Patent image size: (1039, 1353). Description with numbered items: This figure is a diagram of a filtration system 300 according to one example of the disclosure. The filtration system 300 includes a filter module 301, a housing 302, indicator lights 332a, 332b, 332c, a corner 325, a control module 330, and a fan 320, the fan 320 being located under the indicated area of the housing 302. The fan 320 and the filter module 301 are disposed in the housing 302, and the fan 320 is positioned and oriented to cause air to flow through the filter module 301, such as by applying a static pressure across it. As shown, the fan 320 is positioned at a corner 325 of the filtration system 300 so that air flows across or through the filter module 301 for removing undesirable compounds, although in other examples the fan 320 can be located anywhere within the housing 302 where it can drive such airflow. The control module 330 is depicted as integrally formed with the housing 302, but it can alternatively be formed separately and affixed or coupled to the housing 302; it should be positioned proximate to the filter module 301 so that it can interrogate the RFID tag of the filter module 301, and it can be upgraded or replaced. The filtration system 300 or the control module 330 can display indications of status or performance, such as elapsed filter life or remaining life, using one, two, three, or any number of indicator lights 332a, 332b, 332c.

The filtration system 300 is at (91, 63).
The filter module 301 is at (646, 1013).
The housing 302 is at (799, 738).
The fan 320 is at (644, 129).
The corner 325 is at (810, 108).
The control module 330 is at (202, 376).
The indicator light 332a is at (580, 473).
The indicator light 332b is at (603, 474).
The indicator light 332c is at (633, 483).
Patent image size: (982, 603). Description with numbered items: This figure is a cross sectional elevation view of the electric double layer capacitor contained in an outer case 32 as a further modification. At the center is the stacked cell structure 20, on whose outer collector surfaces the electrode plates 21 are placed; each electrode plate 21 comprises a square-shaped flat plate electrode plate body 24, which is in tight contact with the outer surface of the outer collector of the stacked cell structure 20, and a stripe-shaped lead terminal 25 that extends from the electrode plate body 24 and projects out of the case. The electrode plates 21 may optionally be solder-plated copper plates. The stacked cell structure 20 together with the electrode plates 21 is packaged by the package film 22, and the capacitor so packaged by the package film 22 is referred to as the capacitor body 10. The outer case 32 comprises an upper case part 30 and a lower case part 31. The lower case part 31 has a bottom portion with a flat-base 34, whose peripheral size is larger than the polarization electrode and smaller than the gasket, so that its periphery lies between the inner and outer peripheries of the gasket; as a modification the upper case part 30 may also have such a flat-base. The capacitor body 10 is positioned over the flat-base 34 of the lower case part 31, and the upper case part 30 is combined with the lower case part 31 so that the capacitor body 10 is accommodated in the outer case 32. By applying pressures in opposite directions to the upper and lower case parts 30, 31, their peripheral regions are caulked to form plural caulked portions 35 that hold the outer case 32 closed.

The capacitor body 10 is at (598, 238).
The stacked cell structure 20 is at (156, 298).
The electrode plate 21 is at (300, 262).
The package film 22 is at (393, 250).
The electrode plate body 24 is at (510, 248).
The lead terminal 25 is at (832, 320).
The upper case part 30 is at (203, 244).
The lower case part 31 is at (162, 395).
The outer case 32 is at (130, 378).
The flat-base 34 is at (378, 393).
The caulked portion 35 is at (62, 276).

*GOAL:* Can you copy out every line of the records above, without changing a single character?

*EXPECTED ANSWER:*
Patent image size: (1039, 1353). Description with numbered items: This figure is a diagram of a filtration system 300 according to one example of the disclosure. The filtration system 300 includes a filter module 301, a housing 302, indicator lights 332a, 332b, 332c, a corner 325, a control module 330, and a fan 320, the fan 320 being located under the indicated area of the housing 302. The fan 320 and the filter module 301 are disposed in the housing 302, and the fan 320 is positioned and oriented to cause air to flow through the filter module 301, such as by applying a static pressure across it. As shown, the fan 320 is positioned at a corner 325 of the filtration system 300 so that air flows across or through the filter module 301 for removing undesirable compounds, although in other examples the fan 320 can be located anywhere within the housing 302 where it can drive such airflow. The control module 330 is depicted as integrally formed with the housing 302, but it can alternatively be formed separately and affixed or coupled to the housing 302; it should be positioned proximate to the filter module 301 so that it can interrogate the RFID tag of the filter module 301, and it can be upgraded or replaced. The filtration system 300 or the control module 330 can display indications of status or performance, such as elapsed filter life or remaining life, using one, two, three, or any number of indicator lights 332a, 332b, 332c.

The filtration system 300 is at (91, 63).
The filter module 301 is at (646, 1013).
The housing 302 is at (799, 738).
The fan 320 is at (644, 129).
The corner 325 is at (810, 108).
The control module 330 is at (202, 376).
The indicator light 332a is at (580, 473).
The indicator light 332b is at (603, 474).
The indicator light 332c is at (633, 483).
Patent image size: (982, 603). Description with numbered items: This figure is a cross sectional elevation view of the electric double layer capacitor contained in an outer case 32 as a further modification. At the center is the stacked cell structure 20, on whose outer collector surfaces the electrode plates 21 are placed; each electrode plate 21 comprises a square-shaped flat plate electrode plate body 24, which is in tight contact with the outer surface of the outer collector of the stacked cell structure 20, and a stripe-shaped lead terminal 25 that extends from the electrode plate body 24 and projects out of the case. The electrode plates 21 may optionally be solder-plated copper plates. The stacked cell structure 20 together with the electrode plates 21 is packaged by the package film 22, and the capacitor so packaged by the package film 22 is referred to as the capacitor body 10. The outer case 32 comprises an upper case part 30 and a lower case part 31. The lower case part 31 has a bottom portion with a flat-base 34, whose peripheral size is larger than the polarization electrode and smaller than the gasket, so that its periphery lies between the inner and outer peripheries of the gasket; as a modification the upper case part 30 may also have such a flat-base. The capacitor body 10 is positioned over the flat-base 34 of the lower case part 31, and the upper case part 30 is combined with the lower case part 31 so that the capacitor body 10 is accommodated in the outer case 32. By applying pressures in opposite directions to the upper and lower case parts 30, 31, their peripheral regions are caulked to form plural caulked portions 35 that hold the outer case 32 closed.

The capacitor body 10 is at (598, 238).
The stacked cell structure 20 is at (156, 298).
The electrode plate 21 is at (300, 262).
The package film 22 is at (393, 250).
The electrode plate body 24 is at (510, 248).
The lead terminal 25 is at (832, 320).
The upper case part 30 is at (203, 244).
The lower case part 31 is at (162, 395).
The outer case 32 is at (130, 378).
The flat-base 34 is at (378, 393).
The caulked portion 35 is at (62, 276).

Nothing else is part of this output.